→ **Given problem**
In the records below, find the line containing "Transcribe the text in this document."; copy exactly that line and all lines after it to the end, and nothing else.

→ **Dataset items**
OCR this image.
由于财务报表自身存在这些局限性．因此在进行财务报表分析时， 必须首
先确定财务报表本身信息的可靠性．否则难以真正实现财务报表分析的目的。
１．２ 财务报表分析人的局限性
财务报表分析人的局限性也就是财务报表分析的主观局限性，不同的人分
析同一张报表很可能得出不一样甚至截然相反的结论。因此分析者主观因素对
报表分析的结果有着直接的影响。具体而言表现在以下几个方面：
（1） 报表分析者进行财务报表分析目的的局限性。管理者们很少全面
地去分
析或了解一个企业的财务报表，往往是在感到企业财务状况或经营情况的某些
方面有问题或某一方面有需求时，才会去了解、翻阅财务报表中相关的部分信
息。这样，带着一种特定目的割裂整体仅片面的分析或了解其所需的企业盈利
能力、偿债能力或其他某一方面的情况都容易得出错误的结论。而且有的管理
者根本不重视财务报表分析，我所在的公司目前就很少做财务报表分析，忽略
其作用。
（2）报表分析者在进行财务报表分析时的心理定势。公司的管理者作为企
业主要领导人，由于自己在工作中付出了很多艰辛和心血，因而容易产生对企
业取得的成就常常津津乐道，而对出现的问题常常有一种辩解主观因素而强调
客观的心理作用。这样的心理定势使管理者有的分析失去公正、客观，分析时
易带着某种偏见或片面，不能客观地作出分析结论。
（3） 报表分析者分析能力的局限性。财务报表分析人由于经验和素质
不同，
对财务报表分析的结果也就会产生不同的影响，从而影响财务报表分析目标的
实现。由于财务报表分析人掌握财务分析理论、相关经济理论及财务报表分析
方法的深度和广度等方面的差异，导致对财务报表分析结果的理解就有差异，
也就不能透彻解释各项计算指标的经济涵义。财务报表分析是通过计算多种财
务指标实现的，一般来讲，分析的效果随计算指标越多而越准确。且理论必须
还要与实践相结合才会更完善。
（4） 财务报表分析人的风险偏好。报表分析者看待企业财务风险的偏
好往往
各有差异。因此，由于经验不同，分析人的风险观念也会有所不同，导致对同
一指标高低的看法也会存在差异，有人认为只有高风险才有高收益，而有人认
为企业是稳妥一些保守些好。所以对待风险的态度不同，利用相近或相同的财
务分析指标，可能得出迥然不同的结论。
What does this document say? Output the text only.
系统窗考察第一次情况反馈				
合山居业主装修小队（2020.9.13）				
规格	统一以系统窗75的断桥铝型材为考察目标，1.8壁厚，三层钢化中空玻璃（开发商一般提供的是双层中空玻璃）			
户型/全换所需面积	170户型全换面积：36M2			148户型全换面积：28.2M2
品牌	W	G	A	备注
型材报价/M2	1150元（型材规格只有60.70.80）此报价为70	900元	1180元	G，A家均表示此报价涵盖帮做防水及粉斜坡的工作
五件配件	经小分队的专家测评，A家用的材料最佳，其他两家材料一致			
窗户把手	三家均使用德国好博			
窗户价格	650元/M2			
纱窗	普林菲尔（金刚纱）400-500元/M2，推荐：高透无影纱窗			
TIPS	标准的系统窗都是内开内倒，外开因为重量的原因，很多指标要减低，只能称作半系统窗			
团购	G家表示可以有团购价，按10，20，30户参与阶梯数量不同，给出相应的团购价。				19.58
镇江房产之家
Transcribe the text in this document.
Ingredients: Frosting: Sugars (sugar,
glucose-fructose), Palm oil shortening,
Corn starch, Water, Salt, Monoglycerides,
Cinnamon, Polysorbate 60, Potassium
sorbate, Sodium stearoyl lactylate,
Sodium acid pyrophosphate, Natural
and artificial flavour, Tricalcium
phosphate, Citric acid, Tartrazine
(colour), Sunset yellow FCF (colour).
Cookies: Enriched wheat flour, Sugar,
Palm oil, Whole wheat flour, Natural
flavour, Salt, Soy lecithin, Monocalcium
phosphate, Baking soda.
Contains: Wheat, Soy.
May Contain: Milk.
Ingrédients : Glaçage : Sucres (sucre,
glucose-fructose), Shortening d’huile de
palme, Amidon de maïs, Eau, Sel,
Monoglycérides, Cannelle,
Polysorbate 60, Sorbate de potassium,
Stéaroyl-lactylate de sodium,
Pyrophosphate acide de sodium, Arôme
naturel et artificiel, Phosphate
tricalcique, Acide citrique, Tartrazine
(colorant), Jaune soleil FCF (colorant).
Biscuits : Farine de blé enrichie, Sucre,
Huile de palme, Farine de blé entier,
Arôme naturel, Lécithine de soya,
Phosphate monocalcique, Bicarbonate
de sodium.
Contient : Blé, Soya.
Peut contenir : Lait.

→ **Solved exercise**
Transcribe the text in this document.
Ingredients: Frosting: Sugars (sugar,
glucose-fructose), Palm oil shortening,
Corn starch, Water, Salt, Monoglycerides,
Cinnamon, Polysorbate 60, Potassium
sorbate, Sodium stearoyl lactylate,
Sodium acid pyrophosphate, Natural
and artificial flavour, Tricalcium
phosphate, Citric acid, Tartrazine
(colour), Sunset yellow FCF (colour).
Cookies: Enriched wheat flour, Sugar,
Palm oil, Whole wheat flour, Natural
flavour, Salt, Soy lecithin, Monocalcium
phosphate, Baking soda.
Contains: Wheat, Soy.
May Contain: Milk.
Ingrédients : Glaçage : Sucres (sucre,
glucose-fructose), Shortening d’huile de
palme, Amidon de maïs, Eau, Sel,
Monoglycérides, Cannelle,
Polysorbate 60, Sorbate de potassium,
Stéaroyl-lactylate de sodium,
Pyrophosphate acide de sodium, Arôme
naturel et artificiel, Phosphate
tricalcique, Acide citrique, Tartrazine
(colorant), Jaune soleil FCF (colorant).
Biscuits : Farine de blé enrichie, Sucre,
Huile de palme, Farine de blé entier,
Arôme naturel, Lécithine de soya,
Phosphate monocalcique, Bicarbonate
de sodium.
Contient : Blé, Soya.
Peut contenir : Lait.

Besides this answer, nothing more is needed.